Recorded data
** START **

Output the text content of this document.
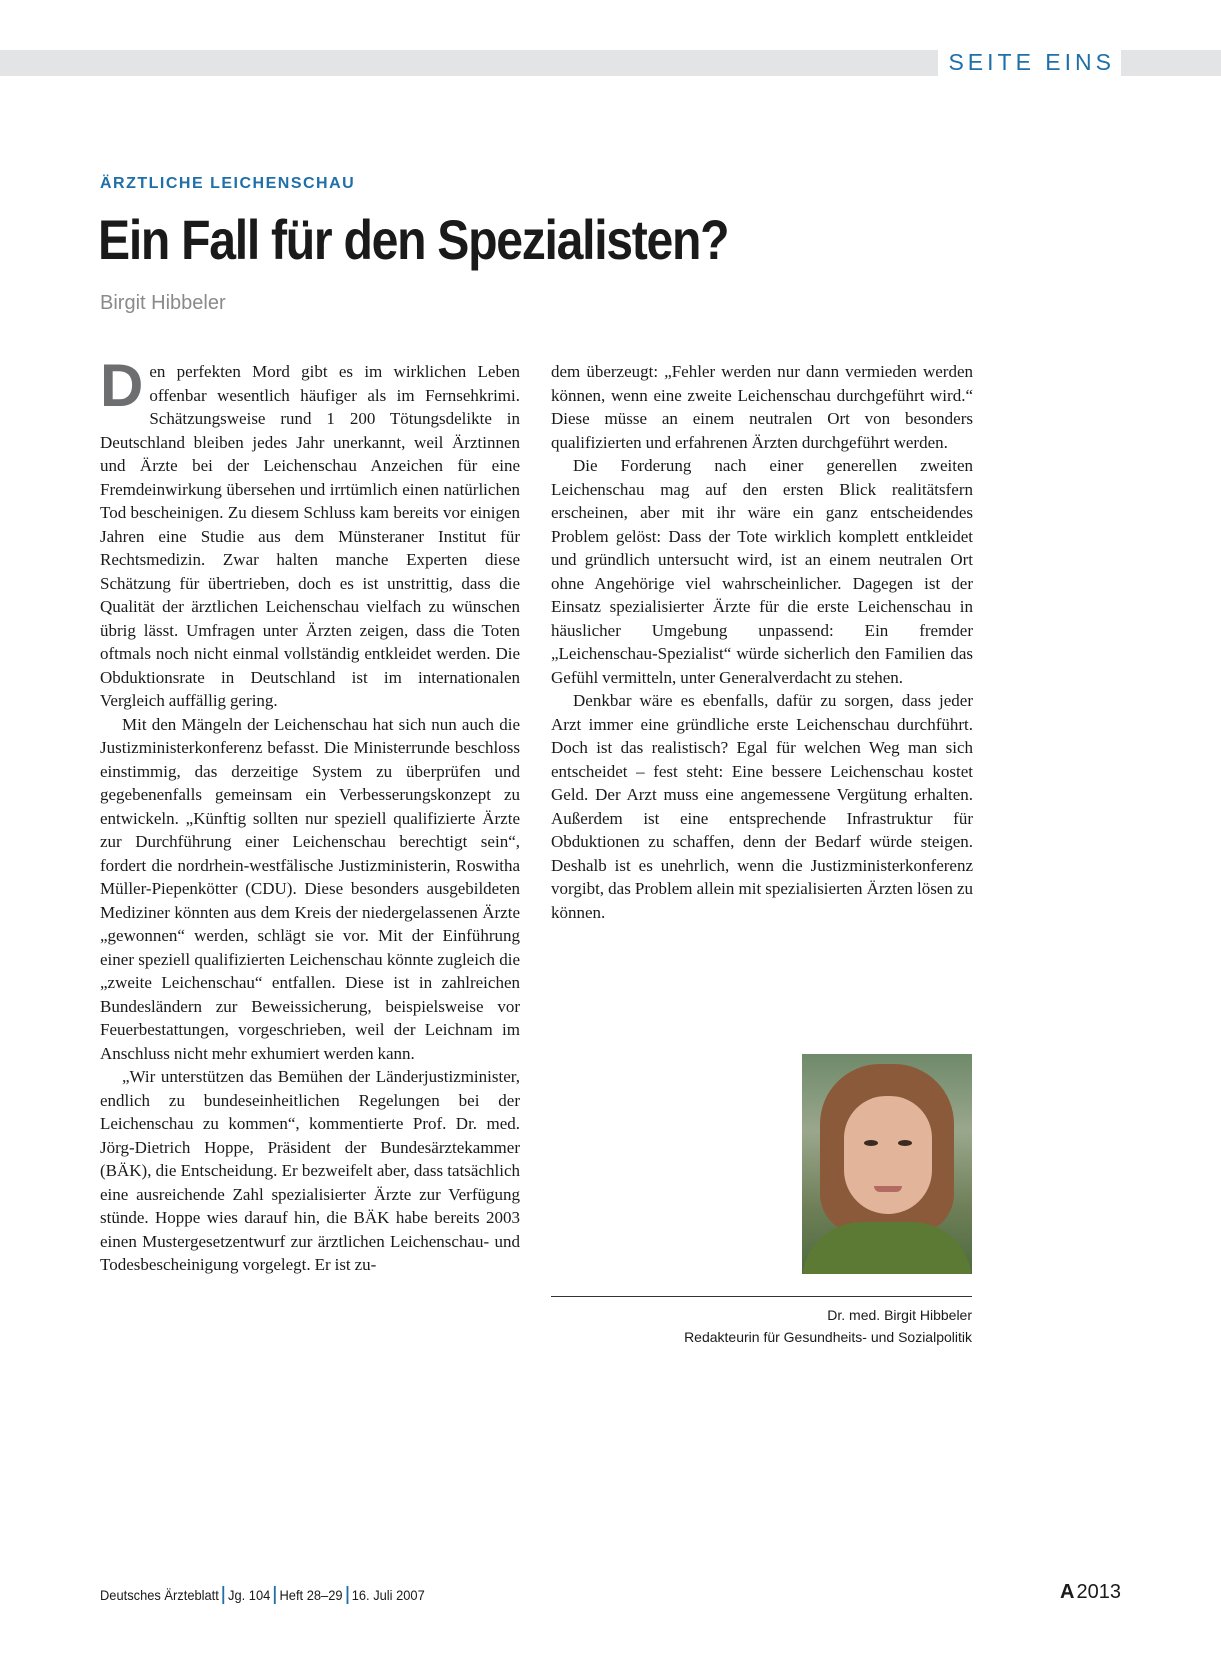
SEITE EINS
ÄRZTLICHE LEICHENSCHAU
Ein Fall für den Spezialisten?
Birgit Hibbeler

Den perfekten Mord gibt es im wirklichen Leben offenbar wesentlich häufiger als im Fernsehkrimi. Schätzungsweise rund 1 200 Tötungsdelikte in Deutschland bleiben jedes Jahr unerkannt, weil Ärztinnen und Ärzte bei der Leichenschau Anzeichen für eine Fremdeinwirkung übersehen und irrtümlich einen natürlichen Tod bescheinigen. Zu diesem Schluss kam bereits vor einigen Jahren eine Studie aus dem Münsteraner Institut für Rechtsmedizin. Zwar halten manche Experten diese Schätzung für übertrieben, doch es ist unstrittig, dass die Qualität der ärztlichen Leichenschau vielfach zu wünschen übrig lässt. Umfragen unter Ärzten zeigen, dass die Toten oftmals noch nicht einmal vollständig entkleidet werden. Die Obduktionsrate in Deutschland ist im internationalen Vergleich auffällig gering.

Mit den Mängeln der Leichenschau hat sich nun auch die Justizministerkonferenz befasst. Die Ministerrunde beschloss einstimmig, das derzeitige System zu überprüfen und gegebenenfalls gemeinsam ein Verbesserungskonzept zu entwickeln. „Künftig sollten nur speziell qualifizierte Ärzte zur Durchführung einer Leichenschau berechtigt sein“, fordert die nordrhein-westfälische Justizministerin, Roswitha Müller-Piepenkötter (CDU). Diese besonders ausgebildeten Mediziner könnten aus dem Kreis der niedergelassenen Ärzte „gewonnen“ werden, schlägt sie vor. Mit der Einführung einer speziell qualifizierten Leichenschau könnte zugleich die „zweite Leichenschau“ entfallen. Diese ist in zahlreichen Bundesländern zur Beweissicherung, beispielsweise vor Feuerbestattungen, vorgeschrieben, weil der Leichnam im Anschluss nicht mehr exhumiert werden kann.

„Wir unterstützen das Bemühen der Länderjustizminister, endlich zu bundeseinheitlichen Regelungen bei der Leichenschau zu kommen“, kommentierte Prof. Dr. med. Jörg-Dietrich Hoppe, Präsident der Bundesärztekammer (BÄK), die Entscheidung. Er bezweifelt aber, dass tatsächlich eine ausreichende Zahl spezialisierter Ärzte zur Verfügung stünde. Hoppe wies darauf hin, die BÄK habe bereits 2003 einen Mustergesetzentwurf zur ärztlichen Leichenschau- und Todesbescheinigung vorgelegt. Er ist zu-

dem überzeugt: „Fehler werden nur dann vermieden werden können, wenn eine zweite Leichenschau durchgeführt wird.“ Diese müsse an einem neutralen Ort von besonders qualifizierten und erfahrenen Ärzten durchgeführt werden.

Die Forderung nach einer generellen zweiten Leichenschau mag auf den ersten Blick realitätsfern erscheinen, aber mit ihr wäre ein ganz entscheidendes Problem gelöst: Dass der Tote wirklich komplett entkleidet und gründlich untersucht wird, ist an einem neutralen Ort ohne Angehörige viel wahrscheinlicher. Dagegen ist der Einsatz spezialisierter Ärzte für die erste Leichenschau in häuslicher Umgebung unpassend: Ein fremder „Leichenschau-Spezialist“ würde sicherlich den Familien das Gefühl vermitteln, unter Generalverdacht zu stehen.

Denkbar wäre es ebenfalls, dafür zu sorgen, dass jeder Arzt immer eine gründliche erste Leichenschau durchführt. Doch ist das realistisch? Egal für welchen Weg man sich entscheidet – fest steht: Eine bessere Leichenschau kostet Geld. Der Arzt muss eine angemessene Vergütung erhalten. Außerdem ist eine entsprechende Infrastruktur für Obduktionen zu schaffen, denn der Bedarf würde steigen. Deshalb ist es unehrlich, wenn die Justizministerkonferenz vorgibt, das Problem allein mit spezialisierten Ärzten lösen zu können.

Dr. med. Birgit Hibbeler
Redakteurin für Gesundheits- und Sozialpolitik
Deutsches Ärzteblatt Jg. 104 Heft 28–29 16. Juli 2007	A 2013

** END **

● DESCRIPTION OF THE TASK: Copy out all of the material exactly as written, without its pictures.

● REPLY TO THE EXERCISE:
Output the text content of this document.
SEITE EINS
ÄRZTLICHE LEICHENSCHAU
Ein Fall für den Spezialisten?
Birgit Hibbeler

Den perfekten Mord gibt es im wirklichen Leben offenbar wesentlich häufiger als im Fernsehkrimi. Schätzungsweise rund 1 200 Tötungsdelikte in Deutschland bleiben jedes Jahr unerkannt, weil Ärztinnen und Ärzte bei der Leichenschau Anzeichen für eine Fremdeinwirkung übersehen und irrtümlich einen natürlichen Tod bescheinigen. Zu diesem Schluss kam bereits vor einigen Jahren eine Studie aus dem Münsteraner Institut für Rechtsmedizin. Zwar halten manche Experten diese Schätzung für übertrieben, doch es ist unstrittig, dass die Qualität der ärztlichen Leichenschau vielfach zu wünschen übrig lässt. Umfragen unter Ärzten zeigen, dass die Toten oftmals noch nicht einmal vollständig entkleidet werden. Die Obduktionsrate in Deutschland ist im internationalen Vergleich auffällig gering.

Mit den Mängeln der Leichenschau hat sich nun auch die Justizministerkonferenz befasst. Die Ministerrunde beschloss einstimmig, das derzeitige System zu überprüfen und gegebenenfalls gemeinsam ein Verbesserungskonzept zu entwickeln. „Künftig sollten nur speziell qualifizierte Ärzte zur Durchführung einer Leichenschau berechtigt sein“, fordert die nordrhein-westfälische Justizministerin, Roswitha Müller-Piepenkötter (CDU). Diese besonders ausgebildeten Mediziner könnten aus dem Kreis der niedergelassenen Ärzte „gewonnen“ werden, schlägt sie vor. Mit der Einführung einer speziell qualifizierten Leichenschau könnte zugleich die „zweite Leichenschau“ entfallen. Diese ist in zahlreichen Bundesländern zur Beweissicherung, beispielsweise vor Feuerbestattungen, vorgeschrieben, weil der Leichnam im Anschluss nicht mehr exhumiert werden kann.

„Wir unterstützen das Bemühen der Länderjustizminister, endlich zu bundeseinheitlichen Regelungen bei der Leichenschau zu kommen“, kommentierte Prof. Dr. med. Jörg-Dietrich Hoppe, Präsident der Bundesärztekammer (BÄK), die Entscheidung. Er bezweifelt aber, dass tatsächlich eine ausreichende Zahl spezialisierter Ärzte zur Verfügung stünde. Hoppe wies darauf hin, die BÄK habe bereits 2003 einen Mustergesetzentwurf zur ärztlichen Leichenschau- und Todesbescheinigung vorgelegt. Er ist zu-

dem überzeugt: „Fehler werden nur dann vermieden werden können, wenn eine zweite Leichenschau durchgeführt wird.“ Diese müsse an einem neutralen Ort von besonders qualifizierten und erfahrenen Ärzten durchgeführt werden.

Die Forderung nach einer generellen zweiten Leichenschau mag auf den ersten Blick realitätsfern erscheinen, aber mit ihr wäre ein ganz entscheidendes Problem gelöst: Dass der Tote wirklich komplett entkleidet und gründlich untersucht wird, ist an einem neutralen Ort ohne Angehörige viel wahrscheinlicher. Dagegen ist der Einsatz spezialisierter Ärzte für die erste Leichenschau in häuslicher Umgebung unpassend: Ein fremder „Leichenschau-Spezialist“ würde sicherlich den Familien das Gefühl vermitteln, unter Generalverdacht zu stehen.

Denkbar wäre es ebenfalls, dafür zu sorgen, dass jeder Arzt immer eine gründliche erste Leichenschau durchführt. Doch ist das realistisch? Egal für welchen Weg man sich entscheidet – fest steht: Eine bessere Leichenschau kostet Geld. Der Arzt muss eine angemessene Vergütung erhalten. Außerdem ist eine entsprechende Infrastruktur für Obduktionen zu schaffen, denn der Bedarf würde steigen. Deshalb ist es unehrlich, wenn die Justizministerkonferenz vorgibt, das Problem allein mit spezialisierten Ärzten lösen zu können.

Dr. med. Birgit Hibbeler
Redakteurin für Gesundheits- und Sozialpolitik
Deutsches Ärzteblatt Jg. 104 Heft 28–29 16. Juli 2007	A 2013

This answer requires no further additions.